Yönerge 1:
Kayıtların ilk satırından başlayıp "grayscale-slider[interactable] xyxy=(960,604,1390,626)" ifadesini içeren satırla biten bölümü, iki uçtaki satırlar da dahil olmak üzere, hiçbir değişiklik yapmadan geri ver.

Kaderin Gözünde İnsan ve İradesi-4
Kader sayısız iradelerin, duaların ve arzuların cevabı mahiyetinde ve İlahi İrade’nin ebedî hikmetlerine göre takdir eder. Bu manada takdirlerin çoğu insan nefsinin ve hevasının hoşuna gitmeyecek şekilde tahakkuk eder. Fakat kader, İlâhî ilim cetveliyle çizildiği ve hikmet pergeliyle kaza edildiği için neticesi daima hayır ve hak ile sonuçlanır. Yaratılış âleminde hür irade sahibi insan merkezde olduğu için kaderin takdirleri ve kazanın infazları insanın ebedî hayatı açısından daima iyilikle neticelenir. Fakat dünyevi hayat için hoş ve nahoş şekilde tecelli edebilir. Fakat neticede kaderden gelen her şey nahoş da olsa, hakikatte hoştur; en azından sonuçları itibariyle hayırdır. Bu manada insan açısından gerçek manada şikâyet edilecek bir takdir-i İlâhî yoktur. Günahlar ve kötülükler ise, bize bizim irademizin ve kendimizin varlığını gösteren ve hissettiren en keskin yoldur. Çünkü şerri, Allah istemiyor ve râzı değildir. Fakat birisi, şerri tercih ediyor ve irade ediyor. Bu durum gösterir ki, o şerri şer olarak veya iyilik zannederek işlemek isteyen hür bir irade var. Bu irade, Allah’ın Külli İradesi değildir. Bu durum gösterir ki, kulun varlığının en bariz göstergesi, günahları, suçları ve kötülükleridir.
İnsanın iradesinin varlığını hissetmesi, psikoloji ve ruhî tatmin noktasında çok önemli bir husustur. İnsan için bir mutluluk sebebidir. Çünkü varlık, mutlu eder; şikâyetin kaynağı ise, yokluktur. Günaha da kullansak, bir irademiz bulunuyor. İradenin varlığı ve sabitliği çok önemli bir mesele… Bugün şerre kullanılan bir irade yarın hayra kullanıldığında sahibi için tam bir mutluluk menbaı olur. O vakit, insan iradesi Külli İrade’den alacağı feyiz ve nur ile geçmiş ve geleceği içine alacak şekilde küllileşmeye, madde ve zamanın dar kalıplarından sıyrılmaya başlar.

Çalışma Verileri:
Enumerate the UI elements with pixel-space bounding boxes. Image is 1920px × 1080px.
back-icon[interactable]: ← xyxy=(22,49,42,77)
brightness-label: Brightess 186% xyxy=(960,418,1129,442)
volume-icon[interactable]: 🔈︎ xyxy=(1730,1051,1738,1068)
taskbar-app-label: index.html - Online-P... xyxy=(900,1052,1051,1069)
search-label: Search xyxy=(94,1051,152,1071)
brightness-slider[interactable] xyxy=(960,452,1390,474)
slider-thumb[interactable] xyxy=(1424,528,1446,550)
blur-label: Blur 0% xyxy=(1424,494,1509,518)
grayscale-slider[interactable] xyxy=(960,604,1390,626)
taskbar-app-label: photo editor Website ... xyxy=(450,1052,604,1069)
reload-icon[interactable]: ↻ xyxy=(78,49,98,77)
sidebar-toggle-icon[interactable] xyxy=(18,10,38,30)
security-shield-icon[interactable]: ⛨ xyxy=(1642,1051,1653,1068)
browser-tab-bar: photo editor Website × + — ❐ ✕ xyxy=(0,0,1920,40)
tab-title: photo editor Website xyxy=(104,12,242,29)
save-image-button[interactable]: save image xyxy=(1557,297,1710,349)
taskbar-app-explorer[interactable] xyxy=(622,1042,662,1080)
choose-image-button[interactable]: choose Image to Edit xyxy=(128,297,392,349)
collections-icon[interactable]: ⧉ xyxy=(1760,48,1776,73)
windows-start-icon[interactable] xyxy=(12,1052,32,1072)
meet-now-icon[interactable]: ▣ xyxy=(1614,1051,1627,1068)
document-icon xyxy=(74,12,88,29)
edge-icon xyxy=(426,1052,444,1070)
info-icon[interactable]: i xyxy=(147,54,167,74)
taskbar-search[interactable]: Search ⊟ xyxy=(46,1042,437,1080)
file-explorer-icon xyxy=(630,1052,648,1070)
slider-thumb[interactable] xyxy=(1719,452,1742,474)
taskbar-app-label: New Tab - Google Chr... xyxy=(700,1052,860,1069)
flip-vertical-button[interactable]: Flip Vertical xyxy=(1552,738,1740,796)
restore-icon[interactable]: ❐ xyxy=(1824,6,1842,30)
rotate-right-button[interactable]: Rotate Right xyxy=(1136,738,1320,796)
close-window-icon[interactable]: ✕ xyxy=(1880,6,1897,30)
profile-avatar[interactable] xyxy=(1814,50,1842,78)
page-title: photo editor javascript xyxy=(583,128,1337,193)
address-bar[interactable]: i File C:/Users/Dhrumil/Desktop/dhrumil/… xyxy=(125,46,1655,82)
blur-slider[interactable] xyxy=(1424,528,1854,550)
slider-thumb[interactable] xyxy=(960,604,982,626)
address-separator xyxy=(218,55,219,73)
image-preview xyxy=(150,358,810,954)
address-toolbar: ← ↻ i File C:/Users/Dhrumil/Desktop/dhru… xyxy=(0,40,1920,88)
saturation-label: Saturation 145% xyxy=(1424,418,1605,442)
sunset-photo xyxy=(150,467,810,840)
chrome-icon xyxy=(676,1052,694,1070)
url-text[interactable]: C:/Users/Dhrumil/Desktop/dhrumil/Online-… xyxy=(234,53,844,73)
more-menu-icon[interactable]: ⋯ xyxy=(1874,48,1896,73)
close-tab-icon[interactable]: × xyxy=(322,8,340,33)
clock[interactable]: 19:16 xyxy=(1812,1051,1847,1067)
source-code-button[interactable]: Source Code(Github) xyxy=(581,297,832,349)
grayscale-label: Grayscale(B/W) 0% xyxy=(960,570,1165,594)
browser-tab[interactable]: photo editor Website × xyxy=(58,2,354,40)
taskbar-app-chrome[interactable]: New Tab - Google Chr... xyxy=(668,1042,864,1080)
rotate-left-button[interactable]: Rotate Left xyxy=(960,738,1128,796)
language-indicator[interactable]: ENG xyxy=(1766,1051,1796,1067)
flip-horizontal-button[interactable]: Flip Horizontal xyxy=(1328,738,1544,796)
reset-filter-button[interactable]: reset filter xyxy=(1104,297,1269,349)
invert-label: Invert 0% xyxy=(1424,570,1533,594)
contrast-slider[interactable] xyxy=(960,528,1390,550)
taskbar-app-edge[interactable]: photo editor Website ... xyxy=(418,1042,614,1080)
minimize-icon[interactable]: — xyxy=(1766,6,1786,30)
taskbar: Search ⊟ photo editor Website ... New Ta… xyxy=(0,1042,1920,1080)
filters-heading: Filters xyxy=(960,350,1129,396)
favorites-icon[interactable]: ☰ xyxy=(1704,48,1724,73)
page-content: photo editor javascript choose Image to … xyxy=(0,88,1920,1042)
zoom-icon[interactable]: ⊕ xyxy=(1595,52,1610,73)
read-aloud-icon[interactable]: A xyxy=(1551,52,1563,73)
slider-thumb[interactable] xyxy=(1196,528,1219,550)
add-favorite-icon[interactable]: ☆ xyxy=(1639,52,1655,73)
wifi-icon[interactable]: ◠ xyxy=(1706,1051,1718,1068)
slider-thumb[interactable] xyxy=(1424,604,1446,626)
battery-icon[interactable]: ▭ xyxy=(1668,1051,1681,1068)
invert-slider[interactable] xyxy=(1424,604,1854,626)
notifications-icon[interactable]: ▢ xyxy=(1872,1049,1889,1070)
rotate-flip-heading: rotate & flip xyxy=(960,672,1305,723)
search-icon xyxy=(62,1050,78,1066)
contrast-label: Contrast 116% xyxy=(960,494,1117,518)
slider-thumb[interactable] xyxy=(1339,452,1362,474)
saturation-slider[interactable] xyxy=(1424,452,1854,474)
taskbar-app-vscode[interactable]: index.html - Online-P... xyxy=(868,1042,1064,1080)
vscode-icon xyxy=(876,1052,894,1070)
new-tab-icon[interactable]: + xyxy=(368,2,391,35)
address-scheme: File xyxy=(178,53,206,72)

Yönerge 2:
Kader ve irade üzerine olan metne göre aşağıdaki soruları yanıtlayın.
(a) Kaderin neticesi hangi iki sebeple daima hayır ve hak ile sonuçlanır?
(b) Kulun varlığının en bariz göstergesi nedir?
(c) Şikâyetin kaynağı nedir?

Görev Sonucu 1:
Enumerate the UI elements with pixel-space bounding boxes. Image is 1920px × 1080px.
back-icon[interactable]: ← xyxy=(22,49,42,77)
brightness-label: Brightess 186% xyxy=(960,418,1129,442)
volume-icon[interactable]: 🔈︎ xyxy=(1730,1051,1738,1068)
taskbar-app-label: index.html - Online-P... xyxy=(900,1052,1051,1069)
search-label: Search xyxy=(94,1051,152,1071)
brightness-slider[interactable] xyxy=(960,452,1390,474)
slider-thumb[interactable] xyxy=(1424,528,1446,550)
blur-label: Blur 0% xyxy=(1424,494,1509,518)
grayscale-slider[interactable] xyxy=(960,604,1390,626)

Görev Sonucu 2:
(a) Kader, İlâhî ilim cetveliyle çizildiği ve hikmet pergeliyle kaza edildiği için.
(b) Kulun günahları, suçları ve kötülükleri.
(c) Yokluk.